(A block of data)

-*-*-

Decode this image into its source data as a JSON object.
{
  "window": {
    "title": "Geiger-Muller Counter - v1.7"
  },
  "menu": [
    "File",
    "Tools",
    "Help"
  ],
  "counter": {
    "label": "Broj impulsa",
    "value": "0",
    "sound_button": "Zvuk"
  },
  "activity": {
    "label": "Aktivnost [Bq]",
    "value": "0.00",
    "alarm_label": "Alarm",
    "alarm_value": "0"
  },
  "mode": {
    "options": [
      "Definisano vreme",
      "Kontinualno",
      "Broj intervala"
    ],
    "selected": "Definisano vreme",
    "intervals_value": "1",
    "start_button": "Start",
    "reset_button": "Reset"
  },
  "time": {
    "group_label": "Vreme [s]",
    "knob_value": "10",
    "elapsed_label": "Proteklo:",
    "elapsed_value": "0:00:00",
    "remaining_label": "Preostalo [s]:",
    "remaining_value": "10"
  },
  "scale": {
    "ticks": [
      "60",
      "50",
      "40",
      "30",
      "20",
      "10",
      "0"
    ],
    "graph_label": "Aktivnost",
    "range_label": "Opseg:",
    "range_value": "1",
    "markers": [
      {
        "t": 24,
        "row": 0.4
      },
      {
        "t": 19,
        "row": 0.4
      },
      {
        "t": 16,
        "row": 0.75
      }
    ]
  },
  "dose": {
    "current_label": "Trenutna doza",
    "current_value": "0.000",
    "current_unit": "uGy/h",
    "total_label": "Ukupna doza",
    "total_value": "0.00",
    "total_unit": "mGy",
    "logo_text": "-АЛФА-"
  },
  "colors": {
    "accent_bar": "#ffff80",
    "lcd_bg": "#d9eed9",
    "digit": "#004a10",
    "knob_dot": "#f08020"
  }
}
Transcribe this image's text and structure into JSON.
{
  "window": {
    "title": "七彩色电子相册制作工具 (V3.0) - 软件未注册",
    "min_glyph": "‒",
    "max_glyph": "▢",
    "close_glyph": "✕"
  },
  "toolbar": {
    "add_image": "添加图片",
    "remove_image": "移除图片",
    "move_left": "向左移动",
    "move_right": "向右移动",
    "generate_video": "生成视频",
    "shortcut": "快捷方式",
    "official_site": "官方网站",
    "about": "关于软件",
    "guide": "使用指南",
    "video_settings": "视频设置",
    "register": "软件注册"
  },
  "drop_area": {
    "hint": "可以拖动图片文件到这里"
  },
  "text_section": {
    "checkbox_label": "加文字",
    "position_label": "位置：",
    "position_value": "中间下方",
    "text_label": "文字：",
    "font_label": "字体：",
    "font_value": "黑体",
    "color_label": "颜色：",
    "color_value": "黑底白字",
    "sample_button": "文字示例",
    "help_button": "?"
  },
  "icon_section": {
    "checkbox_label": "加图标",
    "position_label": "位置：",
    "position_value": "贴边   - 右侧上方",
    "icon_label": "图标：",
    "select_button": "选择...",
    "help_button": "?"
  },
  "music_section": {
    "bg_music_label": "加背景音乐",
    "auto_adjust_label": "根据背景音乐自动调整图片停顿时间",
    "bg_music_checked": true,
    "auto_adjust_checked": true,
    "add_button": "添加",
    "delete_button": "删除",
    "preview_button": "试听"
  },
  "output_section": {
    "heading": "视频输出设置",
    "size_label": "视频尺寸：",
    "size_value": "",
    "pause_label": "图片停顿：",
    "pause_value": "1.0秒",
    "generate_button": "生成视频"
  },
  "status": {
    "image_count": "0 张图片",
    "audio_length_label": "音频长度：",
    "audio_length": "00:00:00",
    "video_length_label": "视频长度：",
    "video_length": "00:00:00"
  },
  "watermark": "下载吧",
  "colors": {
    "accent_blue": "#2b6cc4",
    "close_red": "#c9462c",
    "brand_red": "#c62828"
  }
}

-*-*-

Your task is to reproduce all of the records exactly.

Decode this image into its source data as a JSON object.
{
  "window": {
    "title": "Geiger-Muller Counter - v1.7"
  },
  "menu": [
    "File",
    "Tools",
    "Help"
  ],
  "counter": {
    "label": "Broj impulsa",
    "value": "0",
    "sound_button": "Zvuk"
  },
  "activity": {
    "label": "Aktivnost [Bq]",
    "value": "0.00",
    "alarm_label": "Alarm",
    "alarm_value": "0"
  },
  "mode": {
    "options": [
      "Definisano vreme",
      "Kontinualno",
      "Broj intervala"
    ],
    "selected": "Definisano vreme",
    "intervals_value": "1",
    "start_button": "Start",
    "reset_button": "Reset"
  },
  "time": {
    "group_label": "Vreme [s]",
    "knob_value": "10",
    "elapsed_label": "Proteklo:",
    "elapsed_value": "0:00:00",
    "remaining_label": "Preostalo [s]:",
    "remaining_value": "10"
  },
  "scale": {
    "ticks": [
      "60",
      "50",
      "40",
      "30",
      "20",
      "10",
      "0"
    ],
    "graph_label": "Aktivnost",
    "range_label": "Opseg:",
    "range_value": "1",
    "markers": [
      {
        "t": 24,
        "row": 0.4
      },
      {
        "t": 19,
        "row": 0.4
      },
      {
        "t": 16,
        "row": 0.75
      }
    ]
  },
  "dose": {
    "current_label": "Trenutna doza",
    "current_value": "0.000",
    "current_unit": "uGy/h",
    "total_label": "Ukupna doza",
    "total_value": "0.00",
    "total_unit": "mGy",
    "logo_text": "-АЛФА-"
  },
  "colors": {
    "accent_bar": "#ffff80",
    "lcd_bg": "#d9eed9",
    "digit": "#004a10",
    "knob_dot": "#f08020"
  }
}
Transcribe this image's text and structure into JSON.
{
  "window": {
    "title": "七彩色电子相册制作工具 (V3.0) - 软件未注册",
    "min_glyph": "‒",
    "max_glyph": "▢",
    "close_glyph": "✕"
  },
  "toolbar": {
    "add_image": "添加图片",
    "remove_image": "移除图片",
    "move_left": "向左移动",
    "move_right": "向右移动",
    "generate_video": "生成视频",
    "shortcut": "快捷方式",
    "official_site": "官方网站",
    "about": "关于软件",
    "guide": "使用指南",
    "video_settings": "视频设置",
    "register": "软件注册"
  },
  "drop_area": {
    "hint": "可以拖动图片文件到这里"
  },
  "text_section": {
    "checkbox_label": "加文字",
    "position_label": "位置：",
    "position_value": "中间下方",
    "text_label": "文字：",
    "font_label": "字体：",
    "font_value": "黑体",
    "color_label": "颜色：",
    "color_value": "黑底白字",
    "sample_button": "文字示例",
    "help_button": "?"
  },
  "icon_section": {
    "checkbox_label": "加图标",
    "position_label": "位置：",
    "position_value": "贴边   - 右侧上方",
    "icon_label": "图标：",
    "select_button": "选择...",
    "help_button": "?"
  },
  "music_section": {
    "bg_music_label": "加背景音乐",
    "auto_adjust_label": "根据背景音乐自动调整图片停顿时间",
    "bg_music_checked": true,
    "auto_adjust_checked": true,
    "add_button": "添加",
    "delete_button": "删除",
    "preview_button": "试听"
  },
  "output_section": {
    "heading": "视频输出设置",
    "size_label": "视频尺寸：",
    "size_value": "",
    "pause_label": "图片停顿：",
    "pause_value": "1.0秒",
    "generate_button": "生成视频"
  },
  "status": {
    "image_count": "0 张图片",
    "audio_length_label": "音频长度：",
    "audio_length": "00:00:00",
    "video_length_label": "视频长度：",
    "video_length": "00:00:00"
  },
  "watermark": "下载吧",
  "colors": {
    "accent_blue": "#2b6cc4",
    "close_red": "#c9462c",
    "brand_red": "#c62828"
  }
}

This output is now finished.